**Aim**
Write out the records below verbatim, starting at the line containing "term-name-zh: 应变弹性成像空间分辨力 <box>96" and ending at the line containing "formula: 计算公式为：(D₀－D)/D₀×100% <box>96", both of those lines included. Copy nothing outside that stretch.

━━━ Data for processing

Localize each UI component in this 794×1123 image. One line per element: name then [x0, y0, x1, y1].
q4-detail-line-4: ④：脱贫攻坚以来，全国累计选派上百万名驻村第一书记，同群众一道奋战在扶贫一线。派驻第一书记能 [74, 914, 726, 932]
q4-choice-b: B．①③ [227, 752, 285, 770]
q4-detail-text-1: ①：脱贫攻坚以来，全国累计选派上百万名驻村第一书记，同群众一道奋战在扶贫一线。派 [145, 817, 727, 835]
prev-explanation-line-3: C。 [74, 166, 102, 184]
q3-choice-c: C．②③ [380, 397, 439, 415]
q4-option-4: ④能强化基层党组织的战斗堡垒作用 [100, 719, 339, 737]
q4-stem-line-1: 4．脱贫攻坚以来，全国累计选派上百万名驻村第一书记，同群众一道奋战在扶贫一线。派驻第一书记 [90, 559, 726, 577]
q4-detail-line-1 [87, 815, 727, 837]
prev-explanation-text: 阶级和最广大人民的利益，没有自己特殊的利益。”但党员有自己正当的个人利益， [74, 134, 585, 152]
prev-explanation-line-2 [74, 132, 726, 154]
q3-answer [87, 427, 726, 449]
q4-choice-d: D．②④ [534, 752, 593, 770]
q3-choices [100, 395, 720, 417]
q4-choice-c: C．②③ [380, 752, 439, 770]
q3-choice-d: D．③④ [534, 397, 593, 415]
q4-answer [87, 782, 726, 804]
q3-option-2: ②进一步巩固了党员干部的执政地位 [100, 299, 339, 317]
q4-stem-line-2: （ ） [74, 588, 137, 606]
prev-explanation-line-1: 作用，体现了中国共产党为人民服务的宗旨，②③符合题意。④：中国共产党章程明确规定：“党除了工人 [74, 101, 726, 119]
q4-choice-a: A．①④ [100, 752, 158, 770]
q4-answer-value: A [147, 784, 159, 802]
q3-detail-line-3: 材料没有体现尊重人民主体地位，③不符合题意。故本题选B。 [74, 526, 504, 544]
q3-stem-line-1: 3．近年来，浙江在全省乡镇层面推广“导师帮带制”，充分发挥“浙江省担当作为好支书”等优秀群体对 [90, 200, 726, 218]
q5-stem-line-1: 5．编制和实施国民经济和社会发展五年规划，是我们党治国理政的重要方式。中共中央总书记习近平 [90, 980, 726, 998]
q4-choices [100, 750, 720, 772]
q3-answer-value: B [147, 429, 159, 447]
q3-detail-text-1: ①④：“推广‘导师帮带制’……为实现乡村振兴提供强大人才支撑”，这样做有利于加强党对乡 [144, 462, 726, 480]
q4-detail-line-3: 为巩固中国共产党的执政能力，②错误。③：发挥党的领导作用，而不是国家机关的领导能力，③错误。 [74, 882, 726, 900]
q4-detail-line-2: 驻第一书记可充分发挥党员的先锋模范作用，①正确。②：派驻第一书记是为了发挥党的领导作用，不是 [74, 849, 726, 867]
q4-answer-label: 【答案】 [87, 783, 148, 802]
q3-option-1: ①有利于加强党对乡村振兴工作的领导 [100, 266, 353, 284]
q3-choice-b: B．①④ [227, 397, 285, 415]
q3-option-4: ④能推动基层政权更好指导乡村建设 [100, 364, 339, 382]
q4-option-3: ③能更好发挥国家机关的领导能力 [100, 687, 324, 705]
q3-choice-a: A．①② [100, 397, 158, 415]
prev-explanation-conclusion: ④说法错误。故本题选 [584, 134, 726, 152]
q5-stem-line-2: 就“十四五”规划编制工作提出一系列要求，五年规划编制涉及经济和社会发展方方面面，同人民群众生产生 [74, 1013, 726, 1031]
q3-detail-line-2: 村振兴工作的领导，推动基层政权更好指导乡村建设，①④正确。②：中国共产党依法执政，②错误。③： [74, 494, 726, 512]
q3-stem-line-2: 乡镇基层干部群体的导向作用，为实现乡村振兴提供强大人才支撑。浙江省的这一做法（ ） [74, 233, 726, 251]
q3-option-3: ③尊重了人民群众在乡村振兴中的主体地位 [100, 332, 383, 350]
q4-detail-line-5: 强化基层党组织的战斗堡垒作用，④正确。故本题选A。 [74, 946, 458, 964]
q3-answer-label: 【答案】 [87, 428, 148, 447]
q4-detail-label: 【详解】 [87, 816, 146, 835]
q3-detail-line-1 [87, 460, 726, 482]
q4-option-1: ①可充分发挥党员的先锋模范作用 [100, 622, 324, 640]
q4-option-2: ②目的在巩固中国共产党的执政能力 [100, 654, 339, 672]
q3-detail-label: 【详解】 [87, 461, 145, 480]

━━━━━━
━━━ Data for processing

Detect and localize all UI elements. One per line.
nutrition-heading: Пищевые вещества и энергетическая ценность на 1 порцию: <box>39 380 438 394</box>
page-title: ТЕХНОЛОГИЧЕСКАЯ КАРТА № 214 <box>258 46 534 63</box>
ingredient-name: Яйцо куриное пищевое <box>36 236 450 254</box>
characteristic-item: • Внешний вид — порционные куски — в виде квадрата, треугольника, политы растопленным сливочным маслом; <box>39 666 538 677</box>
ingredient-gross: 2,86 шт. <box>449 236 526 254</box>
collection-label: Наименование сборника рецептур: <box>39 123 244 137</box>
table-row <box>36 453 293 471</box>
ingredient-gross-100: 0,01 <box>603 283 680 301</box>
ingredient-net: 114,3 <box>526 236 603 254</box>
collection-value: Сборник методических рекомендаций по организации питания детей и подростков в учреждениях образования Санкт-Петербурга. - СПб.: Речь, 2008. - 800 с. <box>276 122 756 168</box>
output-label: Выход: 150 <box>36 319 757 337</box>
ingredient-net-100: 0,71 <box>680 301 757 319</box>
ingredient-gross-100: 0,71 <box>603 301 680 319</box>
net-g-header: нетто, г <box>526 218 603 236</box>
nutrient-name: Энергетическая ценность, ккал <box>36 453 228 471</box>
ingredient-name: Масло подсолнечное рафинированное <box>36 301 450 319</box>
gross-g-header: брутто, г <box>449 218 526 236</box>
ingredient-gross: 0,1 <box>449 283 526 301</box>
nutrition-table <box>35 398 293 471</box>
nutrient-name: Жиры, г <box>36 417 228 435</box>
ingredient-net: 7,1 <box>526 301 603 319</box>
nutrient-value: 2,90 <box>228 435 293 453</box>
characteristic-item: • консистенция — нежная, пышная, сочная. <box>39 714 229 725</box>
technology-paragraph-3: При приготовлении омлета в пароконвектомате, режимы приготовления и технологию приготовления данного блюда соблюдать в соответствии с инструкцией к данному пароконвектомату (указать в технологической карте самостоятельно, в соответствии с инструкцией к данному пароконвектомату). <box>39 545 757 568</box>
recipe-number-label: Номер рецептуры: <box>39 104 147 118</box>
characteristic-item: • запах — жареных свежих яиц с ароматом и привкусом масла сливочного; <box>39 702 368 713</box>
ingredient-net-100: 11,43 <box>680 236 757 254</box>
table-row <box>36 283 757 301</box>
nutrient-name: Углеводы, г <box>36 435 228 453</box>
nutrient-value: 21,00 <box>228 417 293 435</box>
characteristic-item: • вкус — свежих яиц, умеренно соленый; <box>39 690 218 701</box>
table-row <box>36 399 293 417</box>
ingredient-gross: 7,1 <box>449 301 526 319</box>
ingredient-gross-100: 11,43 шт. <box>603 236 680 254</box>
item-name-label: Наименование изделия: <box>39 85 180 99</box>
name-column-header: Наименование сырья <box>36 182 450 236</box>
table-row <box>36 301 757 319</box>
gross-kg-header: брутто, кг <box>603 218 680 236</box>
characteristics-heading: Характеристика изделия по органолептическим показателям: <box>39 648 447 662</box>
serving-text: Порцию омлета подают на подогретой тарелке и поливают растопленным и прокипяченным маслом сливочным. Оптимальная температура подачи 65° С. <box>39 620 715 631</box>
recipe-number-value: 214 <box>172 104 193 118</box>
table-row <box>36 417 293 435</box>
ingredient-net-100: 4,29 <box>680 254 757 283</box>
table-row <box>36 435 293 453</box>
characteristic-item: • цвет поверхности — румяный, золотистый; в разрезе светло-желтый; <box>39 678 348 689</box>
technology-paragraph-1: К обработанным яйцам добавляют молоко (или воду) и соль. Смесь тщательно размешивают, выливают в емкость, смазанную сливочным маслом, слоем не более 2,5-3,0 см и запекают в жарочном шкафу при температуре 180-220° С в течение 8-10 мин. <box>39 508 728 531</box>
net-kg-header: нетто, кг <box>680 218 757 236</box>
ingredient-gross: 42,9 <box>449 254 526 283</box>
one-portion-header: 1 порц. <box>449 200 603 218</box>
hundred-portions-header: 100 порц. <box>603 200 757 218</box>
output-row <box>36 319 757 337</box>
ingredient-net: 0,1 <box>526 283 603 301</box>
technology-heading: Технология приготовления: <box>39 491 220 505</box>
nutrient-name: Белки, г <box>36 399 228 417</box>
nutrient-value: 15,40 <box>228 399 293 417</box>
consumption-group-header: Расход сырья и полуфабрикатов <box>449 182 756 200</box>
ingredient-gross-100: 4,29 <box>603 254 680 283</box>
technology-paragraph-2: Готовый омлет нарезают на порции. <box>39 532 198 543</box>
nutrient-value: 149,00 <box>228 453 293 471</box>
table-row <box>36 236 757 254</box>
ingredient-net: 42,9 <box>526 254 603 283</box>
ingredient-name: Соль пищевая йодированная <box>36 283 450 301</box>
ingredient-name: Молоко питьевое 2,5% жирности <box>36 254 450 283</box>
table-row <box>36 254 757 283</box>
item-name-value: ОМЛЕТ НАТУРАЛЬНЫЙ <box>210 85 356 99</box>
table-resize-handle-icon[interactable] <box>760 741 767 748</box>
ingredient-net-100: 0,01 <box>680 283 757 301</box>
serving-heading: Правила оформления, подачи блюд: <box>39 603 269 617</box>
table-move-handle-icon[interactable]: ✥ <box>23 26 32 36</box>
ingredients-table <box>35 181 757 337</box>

━━━━━━
━━━ Data for processing

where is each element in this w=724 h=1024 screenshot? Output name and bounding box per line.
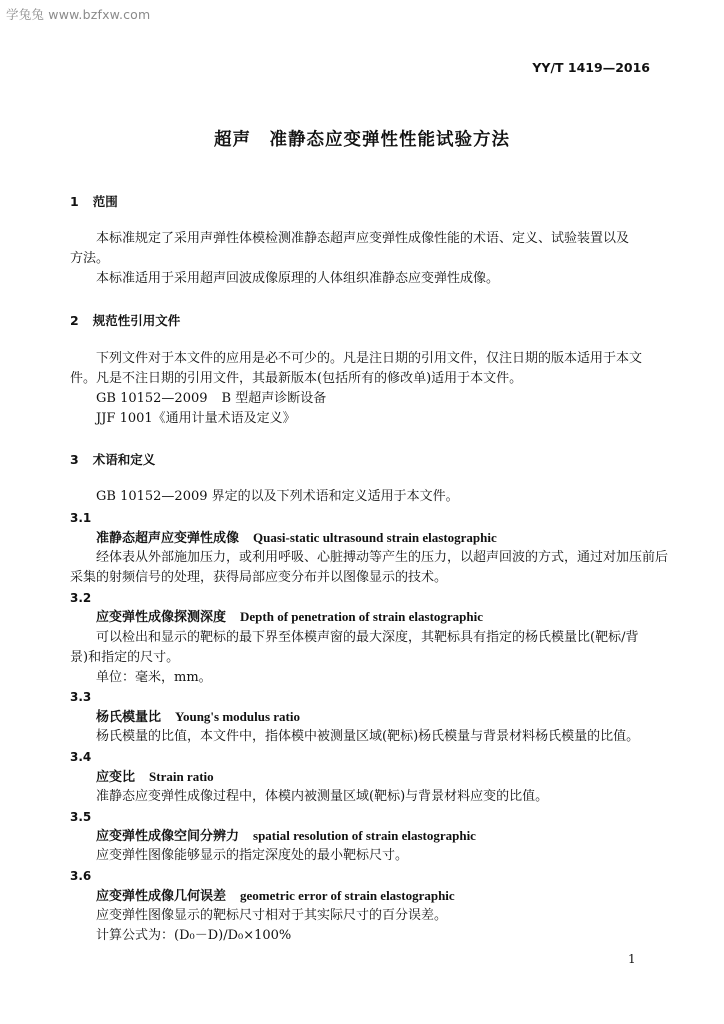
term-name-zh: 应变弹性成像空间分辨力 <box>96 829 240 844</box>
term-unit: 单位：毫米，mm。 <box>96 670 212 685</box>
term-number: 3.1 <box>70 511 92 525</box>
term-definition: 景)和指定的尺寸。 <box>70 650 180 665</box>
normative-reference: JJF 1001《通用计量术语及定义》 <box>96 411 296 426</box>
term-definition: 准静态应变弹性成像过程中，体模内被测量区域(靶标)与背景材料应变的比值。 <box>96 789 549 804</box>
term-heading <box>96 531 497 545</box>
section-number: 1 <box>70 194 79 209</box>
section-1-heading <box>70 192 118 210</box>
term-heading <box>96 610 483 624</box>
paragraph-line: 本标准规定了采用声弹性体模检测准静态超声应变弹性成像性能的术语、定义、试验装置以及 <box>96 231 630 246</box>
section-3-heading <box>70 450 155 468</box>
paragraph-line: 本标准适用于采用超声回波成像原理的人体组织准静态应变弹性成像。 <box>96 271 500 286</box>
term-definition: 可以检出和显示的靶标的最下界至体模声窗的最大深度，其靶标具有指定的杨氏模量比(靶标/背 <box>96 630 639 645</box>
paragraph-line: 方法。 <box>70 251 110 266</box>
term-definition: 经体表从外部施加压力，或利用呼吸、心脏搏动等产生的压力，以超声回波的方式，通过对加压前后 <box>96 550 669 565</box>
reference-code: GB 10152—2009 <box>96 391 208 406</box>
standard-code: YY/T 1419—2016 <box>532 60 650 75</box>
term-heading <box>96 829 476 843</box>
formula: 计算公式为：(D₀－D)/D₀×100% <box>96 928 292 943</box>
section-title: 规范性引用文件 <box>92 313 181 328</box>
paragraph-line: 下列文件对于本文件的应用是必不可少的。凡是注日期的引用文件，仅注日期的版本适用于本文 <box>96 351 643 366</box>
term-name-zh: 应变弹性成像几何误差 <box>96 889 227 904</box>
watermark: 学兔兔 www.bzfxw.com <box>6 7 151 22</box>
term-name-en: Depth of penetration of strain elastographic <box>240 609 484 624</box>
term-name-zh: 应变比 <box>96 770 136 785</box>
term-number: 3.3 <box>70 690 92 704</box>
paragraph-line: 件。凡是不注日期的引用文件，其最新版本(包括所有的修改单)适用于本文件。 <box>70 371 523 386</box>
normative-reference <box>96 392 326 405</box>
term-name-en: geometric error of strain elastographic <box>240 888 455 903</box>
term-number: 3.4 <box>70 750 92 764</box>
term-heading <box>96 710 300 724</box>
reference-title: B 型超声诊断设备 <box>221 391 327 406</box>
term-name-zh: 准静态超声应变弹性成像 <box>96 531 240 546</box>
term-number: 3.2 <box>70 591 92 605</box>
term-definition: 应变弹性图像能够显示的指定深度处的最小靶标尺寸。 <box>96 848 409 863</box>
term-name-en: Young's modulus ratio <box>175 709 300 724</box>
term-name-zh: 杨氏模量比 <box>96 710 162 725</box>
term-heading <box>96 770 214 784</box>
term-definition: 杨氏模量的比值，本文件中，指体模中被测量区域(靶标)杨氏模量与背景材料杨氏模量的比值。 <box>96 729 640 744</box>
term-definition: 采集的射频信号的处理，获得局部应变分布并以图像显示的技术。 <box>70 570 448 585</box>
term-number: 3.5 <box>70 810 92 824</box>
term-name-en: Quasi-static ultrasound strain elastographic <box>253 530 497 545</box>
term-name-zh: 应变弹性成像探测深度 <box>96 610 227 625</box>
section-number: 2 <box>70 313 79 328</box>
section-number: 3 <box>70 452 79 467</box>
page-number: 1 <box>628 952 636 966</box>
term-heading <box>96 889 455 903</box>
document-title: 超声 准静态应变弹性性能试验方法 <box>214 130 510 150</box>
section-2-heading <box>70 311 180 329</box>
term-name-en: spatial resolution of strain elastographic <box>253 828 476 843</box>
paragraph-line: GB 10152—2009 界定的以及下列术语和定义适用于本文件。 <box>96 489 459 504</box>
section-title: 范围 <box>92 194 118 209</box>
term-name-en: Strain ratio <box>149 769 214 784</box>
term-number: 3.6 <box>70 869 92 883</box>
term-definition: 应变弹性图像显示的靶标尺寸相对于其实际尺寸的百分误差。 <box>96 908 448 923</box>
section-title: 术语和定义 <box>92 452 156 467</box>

━━━━━━

**Response to this task**
term-name-zh: 应变弹性成像空间分辨力 <box>96 829 240 844</box>
term-unit: 单位：毫米，mm。 <box>96 670 212 685</box>
term-number: 3.1 <box>70 511 92 525</box>
term-definition: 景)和指定的尺寸。 <box>70 650 180 665</box>
normative-reference: JJF 1001《通用计量术语及定义》 <box>96 411 296 426</box>
term-definition: 准静态应变弹性成像过程中，体模内被测量区域(靶标)与背景材料应变的比值。 <box>96 789 549 804</box>
term-heading <box>96 531 497 545</box>
section-number: 1 <box>70 194 79 209</box>
section-1-heading <box>70 192 118 210</box>
term-heading <box>96 610 483 624</box>
paragraph-line: 本标准规定了采用声弹性体模检测准静态超声应变弹性成像性能的术语、定义、试验装置以及 <box>96 231 630 246</box>
section-3-heading <box>70 450 155 468</box>
paragraph-line: 本标准适用于采用超声回波成像原理的人体组织准静态应变弹性成像。 <box>96 271 500 286</box>
term-definition: 可以检出和显示的靶标的最下界至体模声窗的最大深度，其靶标具有指定的杨氏模量比(靶标/背 <box>96 630 639 645</box>
paragraph-line: 方法。 <box>70 251 110 266</box>
term-definition: 经体表从外部施加压力，或利用呼吸、心脏搏动等产生的压力，以超声回波的方式，通过对加压前后 <box>96 550 669 565</box>
reference-code: GB 10152—2009 <box>96 391 208 406</box>
standard-code: YY/T 1419—2016 <box>532 60 650 75</box>
term-heading <box>96 829 476 843</box>
formula: 计算公式为：(D₀－D)/D₀×100% <box>96 928 292 943</box>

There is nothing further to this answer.